◆ **PROBLEM DETAILS**: Down to the final line, print the records again exactly.

◆ **Dataset excerpts**:
——————————
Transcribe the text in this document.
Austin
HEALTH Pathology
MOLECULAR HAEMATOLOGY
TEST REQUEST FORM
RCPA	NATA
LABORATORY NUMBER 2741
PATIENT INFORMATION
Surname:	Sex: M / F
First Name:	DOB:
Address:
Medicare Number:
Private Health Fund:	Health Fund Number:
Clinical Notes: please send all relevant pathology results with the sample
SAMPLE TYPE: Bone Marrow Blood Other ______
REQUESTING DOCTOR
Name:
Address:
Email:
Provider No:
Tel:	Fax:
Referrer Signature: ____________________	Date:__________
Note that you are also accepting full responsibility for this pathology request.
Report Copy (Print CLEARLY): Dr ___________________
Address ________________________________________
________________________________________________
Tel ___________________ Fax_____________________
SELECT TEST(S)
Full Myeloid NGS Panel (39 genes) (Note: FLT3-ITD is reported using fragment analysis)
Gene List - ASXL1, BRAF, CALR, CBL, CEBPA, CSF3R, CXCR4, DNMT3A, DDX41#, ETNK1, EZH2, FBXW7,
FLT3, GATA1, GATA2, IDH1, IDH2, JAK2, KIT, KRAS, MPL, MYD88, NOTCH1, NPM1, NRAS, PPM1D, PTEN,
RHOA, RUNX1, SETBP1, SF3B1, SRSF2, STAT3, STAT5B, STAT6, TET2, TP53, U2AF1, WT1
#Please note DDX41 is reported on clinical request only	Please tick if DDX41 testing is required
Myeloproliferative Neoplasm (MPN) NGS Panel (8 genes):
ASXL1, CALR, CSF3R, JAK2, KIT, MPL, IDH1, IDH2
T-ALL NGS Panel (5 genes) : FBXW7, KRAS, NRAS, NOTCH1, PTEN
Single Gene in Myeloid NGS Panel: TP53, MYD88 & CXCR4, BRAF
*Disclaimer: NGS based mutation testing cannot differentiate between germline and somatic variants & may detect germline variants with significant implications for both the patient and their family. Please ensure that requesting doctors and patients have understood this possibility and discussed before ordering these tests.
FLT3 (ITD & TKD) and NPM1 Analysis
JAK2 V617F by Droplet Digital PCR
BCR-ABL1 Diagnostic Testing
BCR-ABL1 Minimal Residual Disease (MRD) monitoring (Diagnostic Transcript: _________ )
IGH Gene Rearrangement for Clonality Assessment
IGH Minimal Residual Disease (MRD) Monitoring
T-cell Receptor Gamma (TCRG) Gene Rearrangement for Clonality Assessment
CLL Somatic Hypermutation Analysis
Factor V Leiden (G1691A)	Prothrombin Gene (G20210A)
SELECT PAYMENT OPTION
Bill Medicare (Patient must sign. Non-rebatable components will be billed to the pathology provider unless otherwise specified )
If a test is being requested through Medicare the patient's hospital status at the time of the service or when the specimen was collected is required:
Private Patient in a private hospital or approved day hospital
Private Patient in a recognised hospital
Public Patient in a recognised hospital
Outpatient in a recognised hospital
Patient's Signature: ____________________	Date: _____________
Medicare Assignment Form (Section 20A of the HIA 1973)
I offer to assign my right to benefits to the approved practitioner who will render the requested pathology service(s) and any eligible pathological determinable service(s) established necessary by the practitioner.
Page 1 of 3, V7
——————————
◆ **SOLUTION TO THIS PROBLEM**:
Transcribe the text in this document.
Austin
HEALTH Pathology
MOLECULAR HAEMATOLOGY
TEST REQUEST FORM
RCPA	NATA
LABORATORY NUMBER 2741
PATIENT INFORMATION
Surname:	Sex: M / F
First Name:	DOB:
Address:
Medicare Number:
Private Health Fund:	Health Fund Number:
Clinical Notes: please send all relevant pathology results with the sample
SAMPLE TYPE: Bone Marrow Blood Other ______
REQUESTING DOCTOR
Name:
Address:
Email:
Provider No:
Tel:	Fax:
Referrer Signature: ____________________	Date:__________
Note that you are also accepting full responsibility for this pathology request.
Report Copy (Print CLEARLY): Dr ___________________
Address ________________________________________
________________________________________________
Tel ___________________ Fax_____________________
SELECT TEST(S)
Full Myeloid NGS Panel (39 genes) (Note: FLT3-ITD is reported using fragment analysis)
Gene List - ASXL1, BRAF, CALR, CBL, CEBPA, CSF3R, CXCR4, DNMT3A, DDX41#, ETNK1, EZH2, FBXW7,
FLT3, GATA1, GATA2, IDH1, IDH2, JAK2, KIT, KRAS, MPL, MYD88, NOTCH1, NPM1, NRAS, PPM1D, PTEN,
RHOA, RUNX1, SETBP1, SF3B1, SRSF2, STAT3, STAT5B, STAT6, TET2, TP53, U2AF1, WT1
#Please note DDX41 is reported on clinical request only	Please tick if DDX41 testing is required
Myeloproliferative Neoplasm (MPN) NGS Panel (8 genes):
ASXL1, CALR, CSF3R, JAK2, KIT, MPL, IDH1, IDH2
T-ALL NGS Panel (5 genes) : FBXW7, KRAS, NRAS, NOTCH1, PTEN
Single Gene in Myeloid NGS Panel: TP53, MYD88 & CXCR4, BRAF
*Disclaimer: NGS based mutation testing cannot differentiate between germline and somatic variants & may detect germline variants with significant implications for both the patient and their family. Please ensure that requesting doctors and patients have understood this possibility and discussed before ordering these tests.
FLT3 (ITD & TKD) and NPM1 Analysis
JAK2 V617F by Droplet Digital PCR
BCR-ABL1 Diagnostic Testing
BCR-ABL1 Minimal Residual Disease (MRD) monitoring (Diagnostic Transcript: _________ )
IGH Gene Rearrangement for Clonality Assessment
IGH Minimal Residual Disease (MRD) Monitoring
T-cell Receptor Gamma (TCRG) Gene Rearrangement for Clonality Assessment
CLL Somatic Hypermutation Analysis
Factor V Leiden (G1691A)	Prothrombin Gene (G20210A)
SELECT PAYMENT OPTION
Bill Medicare (Patient must sign. Non-rebatable components will be billed to the pathology provider unless otherwise specified )
If a test is being requested through Medicare the patient's hospital status at the time of the service or when the specimen was collected is required:
Private Patient in a private hospital or approved day hospital
Private Patient in a recognised hospital
Public Patient in a recognised hospital
Outpatient in a recognised hospital
Patient's Signature: ____________________	Date: _____________
Medicare Assignment Form (Section 20A of the HIA 1973)
I offer to assign my right to benefits to the approved practitioner who will render the requested pathology service(s) and any eligible pathological determinable service(s) established necessary by the practitioner.
Page 1 of 3, V7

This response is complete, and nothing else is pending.